── 제공된 기록 ──

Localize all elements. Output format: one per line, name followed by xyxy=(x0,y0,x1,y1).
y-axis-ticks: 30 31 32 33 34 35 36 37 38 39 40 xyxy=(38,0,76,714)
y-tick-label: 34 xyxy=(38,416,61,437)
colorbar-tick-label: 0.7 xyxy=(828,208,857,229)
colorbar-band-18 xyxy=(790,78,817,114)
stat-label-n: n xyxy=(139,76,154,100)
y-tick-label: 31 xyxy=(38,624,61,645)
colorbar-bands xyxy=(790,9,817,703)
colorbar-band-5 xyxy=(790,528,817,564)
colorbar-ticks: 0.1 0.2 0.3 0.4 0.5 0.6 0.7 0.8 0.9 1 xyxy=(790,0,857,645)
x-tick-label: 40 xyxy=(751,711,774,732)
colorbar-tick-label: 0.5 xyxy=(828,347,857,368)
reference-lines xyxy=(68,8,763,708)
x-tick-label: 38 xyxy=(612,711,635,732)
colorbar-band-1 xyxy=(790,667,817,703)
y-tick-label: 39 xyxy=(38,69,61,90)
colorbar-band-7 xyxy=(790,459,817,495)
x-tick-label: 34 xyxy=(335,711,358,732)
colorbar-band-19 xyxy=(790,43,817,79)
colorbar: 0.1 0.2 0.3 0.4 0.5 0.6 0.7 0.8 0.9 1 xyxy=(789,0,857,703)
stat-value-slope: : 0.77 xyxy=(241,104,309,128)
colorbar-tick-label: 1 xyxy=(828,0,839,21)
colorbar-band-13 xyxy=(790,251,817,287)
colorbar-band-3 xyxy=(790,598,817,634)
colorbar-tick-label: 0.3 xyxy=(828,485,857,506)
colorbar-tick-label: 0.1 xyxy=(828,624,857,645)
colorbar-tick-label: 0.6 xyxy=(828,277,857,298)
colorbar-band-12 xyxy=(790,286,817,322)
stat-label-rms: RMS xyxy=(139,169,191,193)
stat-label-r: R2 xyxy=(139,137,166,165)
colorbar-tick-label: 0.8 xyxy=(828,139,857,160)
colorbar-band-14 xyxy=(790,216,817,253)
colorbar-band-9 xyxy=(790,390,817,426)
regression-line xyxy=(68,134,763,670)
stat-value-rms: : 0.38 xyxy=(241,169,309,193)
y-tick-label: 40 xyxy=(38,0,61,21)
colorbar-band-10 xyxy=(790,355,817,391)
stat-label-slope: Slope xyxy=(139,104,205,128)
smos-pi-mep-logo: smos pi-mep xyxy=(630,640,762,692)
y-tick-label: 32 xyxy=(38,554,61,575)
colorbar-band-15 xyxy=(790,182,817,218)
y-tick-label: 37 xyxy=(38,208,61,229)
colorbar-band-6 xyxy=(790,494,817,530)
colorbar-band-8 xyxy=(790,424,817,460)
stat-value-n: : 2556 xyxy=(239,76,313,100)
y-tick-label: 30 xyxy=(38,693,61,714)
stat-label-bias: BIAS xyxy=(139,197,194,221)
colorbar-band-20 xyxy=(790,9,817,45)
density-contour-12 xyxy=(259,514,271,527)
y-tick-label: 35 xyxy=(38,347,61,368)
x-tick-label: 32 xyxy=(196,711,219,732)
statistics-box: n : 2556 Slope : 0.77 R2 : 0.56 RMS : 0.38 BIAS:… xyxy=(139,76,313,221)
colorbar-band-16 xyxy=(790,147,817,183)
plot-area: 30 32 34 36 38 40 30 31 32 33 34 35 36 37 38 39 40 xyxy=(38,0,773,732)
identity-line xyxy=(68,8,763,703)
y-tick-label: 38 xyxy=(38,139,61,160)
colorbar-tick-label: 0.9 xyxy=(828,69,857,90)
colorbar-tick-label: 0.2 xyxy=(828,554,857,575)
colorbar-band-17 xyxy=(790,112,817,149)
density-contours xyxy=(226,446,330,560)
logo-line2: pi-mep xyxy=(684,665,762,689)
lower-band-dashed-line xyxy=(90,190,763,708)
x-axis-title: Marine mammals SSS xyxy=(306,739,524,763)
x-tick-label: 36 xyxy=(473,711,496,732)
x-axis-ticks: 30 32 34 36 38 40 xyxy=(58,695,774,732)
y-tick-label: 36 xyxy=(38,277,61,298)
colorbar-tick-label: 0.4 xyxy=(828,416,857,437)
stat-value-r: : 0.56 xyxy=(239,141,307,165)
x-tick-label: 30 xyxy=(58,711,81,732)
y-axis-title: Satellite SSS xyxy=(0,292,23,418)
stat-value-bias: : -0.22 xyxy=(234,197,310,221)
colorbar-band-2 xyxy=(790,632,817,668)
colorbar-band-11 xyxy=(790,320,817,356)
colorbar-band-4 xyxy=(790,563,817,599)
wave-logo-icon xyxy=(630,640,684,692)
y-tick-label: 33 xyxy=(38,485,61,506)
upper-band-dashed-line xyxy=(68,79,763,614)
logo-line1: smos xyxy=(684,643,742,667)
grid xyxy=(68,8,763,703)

───

도전 과제: 위에 있는 줄을 하나도 빠뜨리지 말고 한 글자도 바꾸지 않은 채 그대로 베껴 쓰세요.

올바른 결과:
Localize all elements. Output format: one per line, name followed by xyxy=(x0,y0,x1,y1).
y-axis-ticks: 30 31 32 33 34 35 36 37 38 39 40 xyxy=(38,0,76,714)
y-tick-label: 34 xyxy=(38,416,61,437)
colorbar-tick-label: 0.7 xyxy=(828,208,857,229)
colorbar-band-18 xyxy=(790,78,817,114)
stat-label-n: n xyxy=(139,76,154,100)
y-tick-label: 31 xyxy=(38,624,61,645)
colorbar-bands xyxy=(790,9,817,703)
colorbar-band-5 xyxy=(790,528,817,564)
colorbar-ticks: 0.1 0.2 0.3 0.4 0.5 0.6 0.7 0.8 0.9 1 xyxy=(790,0,857,645)
x-tick-label: 40 xyxy=(751,711,774,732)
colorbar-tick-label: 0.5 xyxy=(828,347,857,368)
reference-lines xyxy=(68,8,763,708)
x-tick-label: 38 xyxy=(612,711,635,732)
colorbar-band-1 xyxy=(790,667,817,703)
y-tick-label: 39 xyxy=(38,69,61,90)
colorbar-band-7 xyxy=(790,459,817,495)
x-tick-label: 34 xyxy=(335,711,358,732)
colorbar-band-19 xyxy=(790,43,817,79)
colorbar: 0.1 0.2 0.3 0.4 0.5 0.6 0.7 0.8 0.9 1 xyxy=(789,0,857,703)
stat-value-slope: : 0.77 xyxy=(241,104,309,128)
colorbar-tick-label: 1 xyxy=(828,0,839,21)
colorbar-band-13 xyxy=(790,251,817,287)
colorbar-band-3 xyxy=(790,598,817,634)
colorbar-tick-label: 0.3 xyxy=(828,485,857,506)
colorbar-tick-label: 0.1 xyxy=(828,624,857,645)
colorbar-tick-label: 0.6 xyxy=(828,277,857,298)
colorbar-band-12 xyxy=(790,286,817,322)
stat-label-rms: RMS xyxy=(139,169,191,193)
stat-label-r: R2 xyxy=(139,137,166,165)
colorbar-tick-label: 0.8 xyxy=(828,139,857,160)
colorbar-band-14 xyxy=(790,216,817,253)
colorbar-band-9 xyxy=(790,390,817,426)
regression-line xyxy=(68,134,763,670)
stat-value-rms: : 0.38 xyxy=(241,169,309,193)
y-tick-label: 40 xyxy=(38,0,61,21)
colorbar-band-10 xyxy=(790,355,817,391)
stat-label-slope: Slope xyxy=(139,104,205,128)
smos-pi-mep-logo: smos pi-mep xyxy=(630,640,762,692)
y-tick-label: 32 xyxy=(38,554,61,575)
colorbar-band-15 xyxy=(790,182,817,218)
y-tick-label: 37 xyxy=(38,208,61,229)
colorbar-band-6 xyxy=(790,494,817,530)
colorbar-band-8 xyxy=(790,424,817,460)
stat-value-n: : 2556 xyxy=(239,76,313,100)
y-tick-label: 30 xyxy=(38,693,61,714)
stat-label-bias: BIAS xyxy=(139,197,194,221)
colorbar-band-20 xyxy=(790,9,817,45)
density-contour-12 xyxy=(259,514,271,527)
y-tick-label: 35 xyxy=(38,347,61,368)
x-tick-label: 32 xyxy=(196,711,219,732)
statistics-box: n : 2556 Slope : 0.77 R2 : 0.56 RMS : 0.38 BIAS:… xyxy=(139,76,313,221)
colorbar-band-16 xyxy=(790,147,817,183)
plot-area: 30 32 34 36 38 40 30 31 32 33 34 35 36 37 38 39 40 xyxy=(38,0,773,732)
identity-line xyxy=(68,8,763,703)
y-tick-label: 38 xyxy=(38,139,61,160)
colorbar-tick-label: 0.9 xyxy=(828,69,857,90)
colorbar-tick-label: 0.2 xyxy=(828,554,857,575)
colorbar-band-17 xyxy=(790,112,817,149)
density-contours xyxy=(226,446,330,560)
logo-line2: pi-mep xyxy=(684,665,762,689)
lower-band-dashed-line xyxy=(90,190,763,708)
x-axis-title: Marine mammals SSS xyxy=(306,739,524,763)
x-tick-label: 36 xyxy=(473,711,496,732)
x-axis-ticks: 30 32 34 36 38 40 xyxy=(58,695,774,732)
y-tick-label: 36 xyxy=(38,277,61,298)
colorbar-tick-label: 0.4 xyxy=(828,416,857,437)
stat-value-r: : 0.56 xyxy=(239,141,307,165)
x-tick-label: 30 xyxy=(58,711,81,732)
y-axis-title: Satellite SSS xyxy=(0,292,23,418)
stat-value-bias: : -0.22 xyxy=(234,197,310,221)
colorbar-band-2 xyxy=(790,632,817,668)
colorbar-band-11 xyxy=(790,320,817,356)
colorbar-band-4 xyxy=(790,563,817,599)
wave-logo-icon xyxy=(630,640,684,692)
y-tick-label: 33 xyxy=(38,485,61,506)
upper-band-dashed-line xyxy=(68,79,763,614)
logo-line1: smos xyxy=(684,643,742,667)
grid xyxy=(68,8,763,703)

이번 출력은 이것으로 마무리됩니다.